Task instructions: Write out the material again word for word, dropping any images it holds.

Data excerpts
◆ ◆ ◆ ◆

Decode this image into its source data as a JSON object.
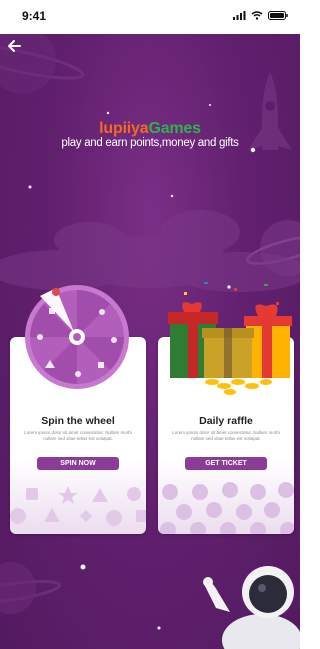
{
  "status": {
    "time": "9:41"
  },
  "header": {
    "title_part1": "lupiiya",
    "title_part2": "Games",
    "subtitle": "play and earn points,money and gifts"
  },
  "cards": [
    {
      "title": "Spin the wheel",
      "description": "Lorem ipsum dolor sit amet consectetur. Nullam morbi nullam sed vitae tellus est volutpat.",
      "button": "SPIN NOW"
    },
    {
      "title": "Daily raffle",
      "description": "Lorem ipsum dolor sit amet consectetur. Nullam morbi nullam sed vitae tellus est volutpat.",
      "button": "GET TICKET"
    }
  ],
  "colors": {
    "background": "#62206f",
    "accent": "#8a3d97",
    "brand_orange": "#f26a21",
    "brand_green": "#2db34a"
  },
  "icons": [
    "back-arrow-icon",
    "signal-icon",
    "wifi-icon",
    "battery-icon"
  ]
}
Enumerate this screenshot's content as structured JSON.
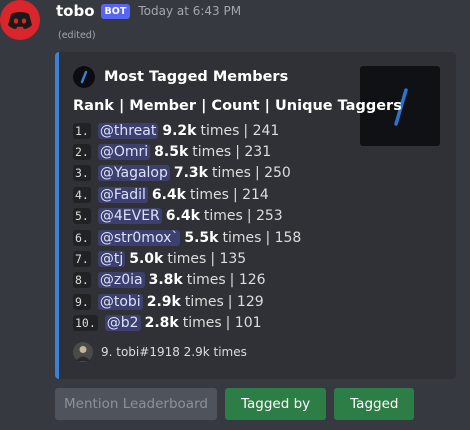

◆ ◆ ◆ ◆

Exercise answer:
Decode this image into its source data as a JSON object.
{
  "status": {
    "time": "9:41"
  },
  "header": {
    "title_part1": "lupiiya",
    "title_part2": "Games",
    "subtitle": "play and earn points,money and gifts"
  },
  "cards": [
    {
      "title": "Spin the wheel",
      "description": "Lorem ipsum dolor sit amet consectetur. Nullam morbi nullam sed vitae tellus est volutpat.",
      "button": "SPIN NOW"
    },
    {
      "title": "Daily raffle",
      "description": "Lorem ipsum dolor sit amet consectetur. Nullam morbi nullam sed vitae tellus est volutpat.",
      "button": "GET TICKET"
    }
  ],
  "colors": {
    "background": "#62206f",
    "accent": "#8a3d97",
    "brand_orange": "#f26a21",
    "brand_green": "#2db34a"
  },
  "icons": [
    "back-arrow-icon",
    "signal-icon",
    "wifi-icon",
    "battery-icon"
  ]
}
Enumerate this screenshot's content as structured JSON.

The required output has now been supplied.